» What is needed: Of the lines in the entries below, state how many hold the word "this". Say nothing else.

======

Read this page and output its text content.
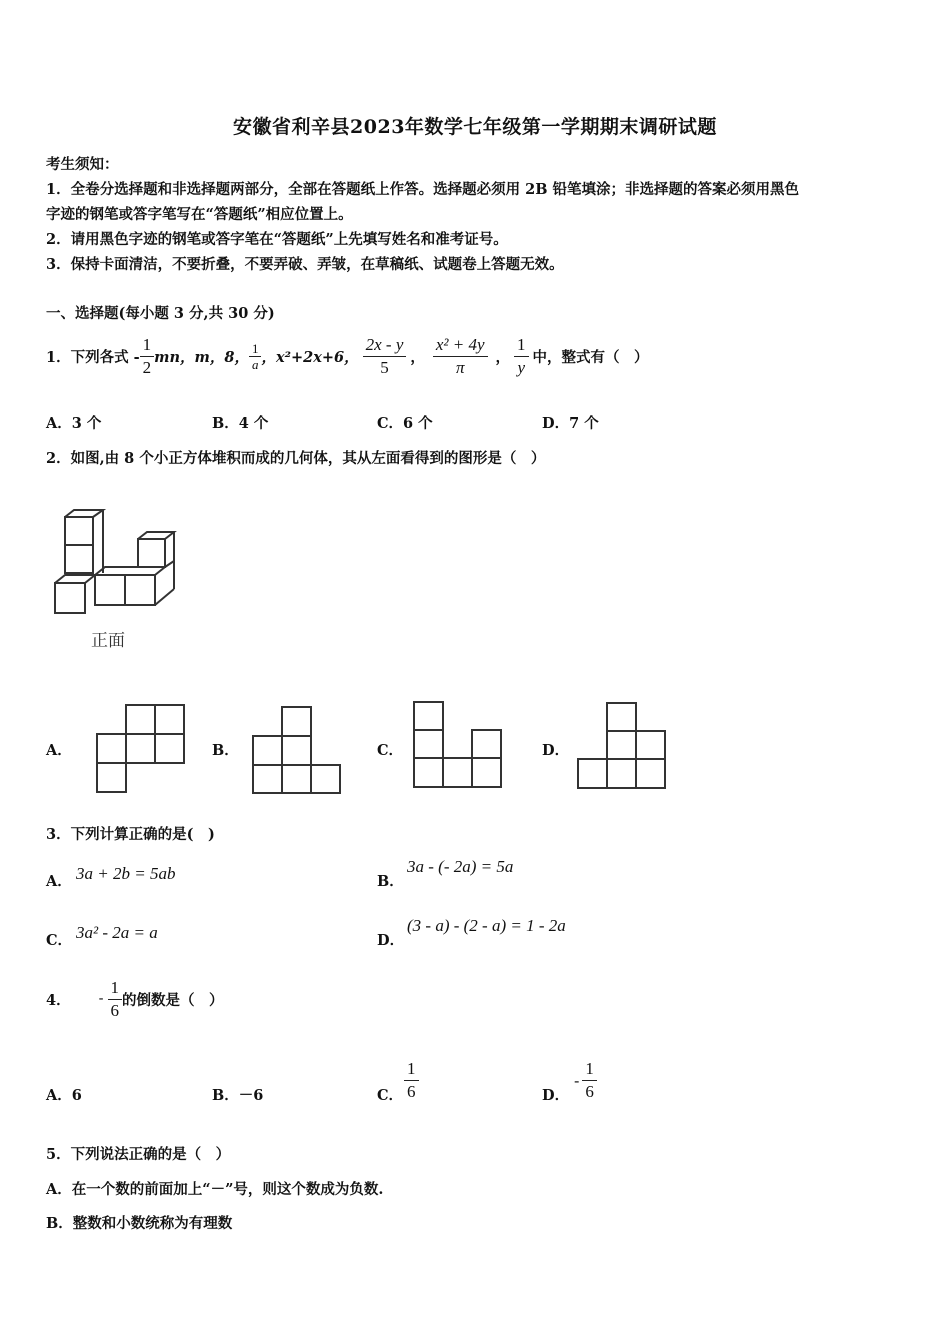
安徽省利辛县2023年数学七年级第一学期期末调研试题
考生须知：
1．全卷分选择题和非选择题两部分，全部在答题纸上作答。选择题必须用 2B 铅笔填涂；非选择题的答案必须用黑色
字迹的钢笔或答字笔写在“答题纸”相应位置上。
2．请用黑色字迹的钢笔或答字笔在“答题纸”上先填写姓名和准考证号。
3．保持卡面清洁，不要折叠，不要弄破、弄皱，在草稿纸、试题卷上答题无效。
一、选择题(每小题 3 分,共 30 分)
1．下列各式 - $\frac{1}{2}$ mn，m，8， $\frac{1}{a}$ ，x²+2x+6， $\frac{2x - y}{5}$ ， $\frac{\text{x² + 4y}}{\pi}$ ， $\frac{1}{y}$ 中，整式有（　）
A．3 个	B．4 个	C．6 个	D．7 个
2．如图,由 8 个小正方体堆积而成的几何体，其从左面看得到的图形是（　）
正面
A．	B．	C．	D．
3．下列计算正确的是(　)
A． 3a + 2b = 5ab	B．
3a - (- 2a) = 5a
C． 3a² - 2a = a	D．
(3 - a) - (2 - a) = 1 - 2a
4． - $\frac{1}{6}$ 的倒数是（　）
A．6	B．－6	C． $\frac{1}{6}$	D．
- $\frac{1}{6}$
5．下列说法正确的是（　）
A．在一个数的前面加上“－”号，则这个数成为负数.
B．整数和小数统称为有理数
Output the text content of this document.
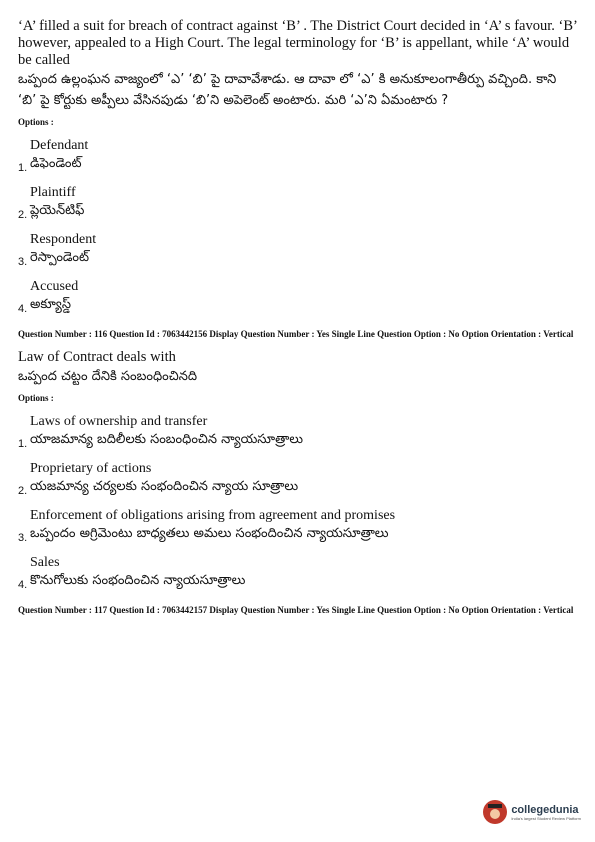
‘A’ filled a suit for breach of contract against ‘B’ . The District Court decided in ‘A’ s favour. ‘B’ however, appealed to a High Court. The legal terminology for ‘B’ is appellant, while ‘A’ would be called
ఒప్పంద ఉల్లంఘన వాజ్యంలో ‘ఎ’ ‘బి’ పై దావావేశాడు. ఆ దావా లో ‘ఎ’ కి అనుకూలంగాతీర్పు వచ్చింది. కాని ‘బి’ పై కోర్టుకు అప్పీలు వేసినపుడు ‘బి’ని అపెలెంట్ అంటారు. మరి ‘ఎ’ని ఏమంటారు ?
Options :
1.
Defendant
డిఫెండెంట్
2.
Plaintiff
ప్లెయెన్‌టిఫ్
3.
Respondent
రెస్పాండెంట్
4.
Accused
అక్యూస్డ్
Question Number : 116 Question Id : 7063442156 Display Question Number : Yes Single Line Question Option : No Option Orientation : Vertical
Law of Contract deals with
ఒప్పంద చట్టం దేనికి సంబంధించినది
Options :
1.
Laws of ownership and transfer
యాజమాన్య బదిలీలకు సంబంధించిన న్యాయసూత్రాలు
2.
Proprietary of actions
యజమాన్య చర్యలకు సంభందించిన న్యాయ సూత్రాలు
3.
Enforcement of obligations arising from agreement and promises
ఒప్పందం అగ్రిమెంటు బాధ్యతలు అమలు సంభందించిన న్యాయసూత్రాలు
4.
Sales
కొనుగోలుకు సంభందించిన న్యాయసూత్రాలు
Question Number : 117 Question Id : 7063442157 Display Question Number : Yes Single Line Question Option : No Option Orientation : Vertical
collegedunia
India's largest Student Review Platform
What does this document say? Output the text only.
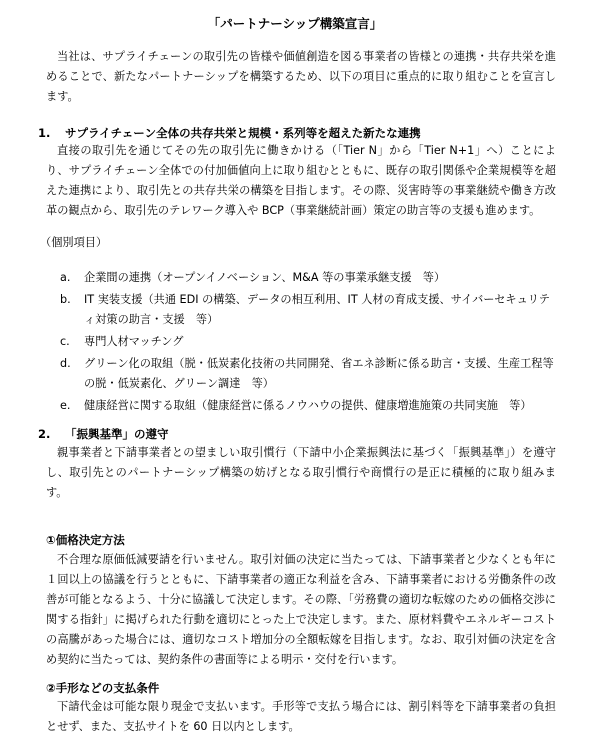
「パートナーシップ構築宣言」

当社は、サプライチェーンの取引先の皆様や価値創造を図る事業者の皆様との連携・共存共栄を進めることで、新たなパートナーシップを構築するため、以下の項目に重点的に取り組むことを宣言します。

1. サプライチェーン全体の共存共栄と規模・系列等を超えた新たな連携

直接の取引先を通じてその先の取引先に働きかける（「Tier N」から「Tier N+1」へ）ことにより、サプライチェーン全体での付加価値向上に取り組むとともに、既存の取引関係や企業規模等を超えた連携により、取引先との共存共栄の構築を目指します。その際、災害時等の事業継続や働き方改革の観点から、取引先のテレワーク導入や BCP（事業継続計画）策定の助言等の支援も進めます。

（個別項目）
a. 企業間の連携（オープンイノベーション、M&A 等の事業承継支援　等）
b. IT 実装支援（共通 EDI の構築、データの相互利用、IT 人材の育成支援、サイバーセキュリティ対策の助言・支援　等）
c. 専門人材マッチング
d. グリーン化の取組（脱・低炭素化技術の共同開発、省エネ診断に係る助言・支援、生産工程等の脱・低炭素化、グリーン調達　等）
e. 健康経営に関する取組（健康経営に係るノウハウの提供、健康増進施策の共同実施　等）
2. 「振興基準」の遵守

親事業者と下請事業者との望ましい取引慣行（下請中小企業振興法に基づく「振興基準」）を遵守し、取引先とのパートナーシップ構築の妨げとなる取引慣行や商慣行の是正に積極的に取り組みます。

①価格決定方法

不合理な原価低減要請を行いません。取引対価の決定に当たっては、下請事業者と少なくとも年に１回以上の協議を行うとともに、下請事業者の適正な利益を含み、下請事業者における労働条件の改善が可能となるよう、十分に協議して決定します。その際、「労務費の適切な転嫁のための価格交渉に関する指針」に掲げられた行動を適切にとった上で決定します。また、原材料費やエネルギーコストの高騰があった場合には、適切なコスト増加分の全額転嫁を目指します。なお、取引対価の決定を含め契約に当たっては、契約条件の書面等による明示・交付を行います。

②手形などの支払条件

下請代金は可能な限り現金で支払います。手形等で支払う場合には、割引料等を下請事業者の負担とせず、また、支払サイトを 60 日以内とします。
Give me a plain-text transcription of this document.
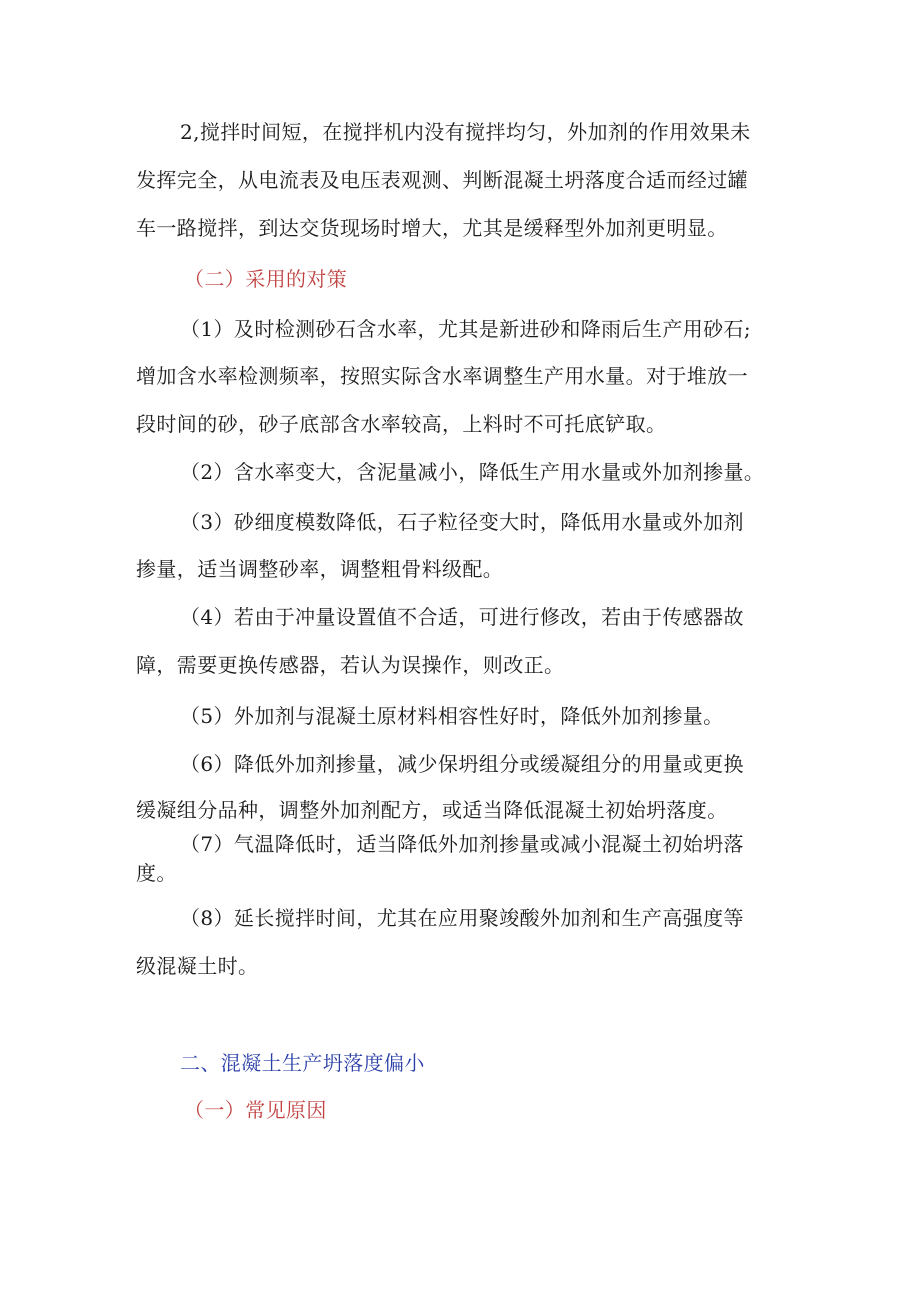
2,搅拌时间短，在搅拌机内没有搅拌均匀，外加剂的作用效果未
发挥完全，从电流表及电压表观测、判断混凝土坍落度合适而经过罐
车一路搅拌，到达交货现场时增大，尤其是缓释型外加剂更明显。
（二）采用的对策
（1）及时检测砂石含水率，尤其是新进砂和降雨后生产用砂石;
增加含水率检测频率，按照实际含水率调整生产用水量。对于堆放一
段时间的砂，砂子底部含水率较高，上料时不可托底铲取。
（2）含水率变大，含泥量减小，降低生产用水量或外加剂掺量。
（3）砂细度模数降低，石子粒径变大时，降低用水量或外加剂
掺量，适当调整砂率，调整粗骨料级配。
（4）若由于冲量设置值不合适，可进行修改，若由于传感器故
障，需要更换传感器，若认为误操作，则改正。
（5）外加剂与混凝土原材料相容性好时，降低外加剂掺量。
（6）降低外加剂掺量，减少保坍组分或缓凝组分的用量或更换
缓凝组分品种，调整外加剂配方，或适当降低混凝土初始坍落度。
（7）气温降低时，适当降低外加剂掺量或减小混凝土初始坍落
度。
（8）延长搅拌时间，尤其在应用聚竣酸外加剂和生产高强度等
级混凝土时。
二、混凝土生产坍落度偏小
（一）常见原因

======

» Right answer: 4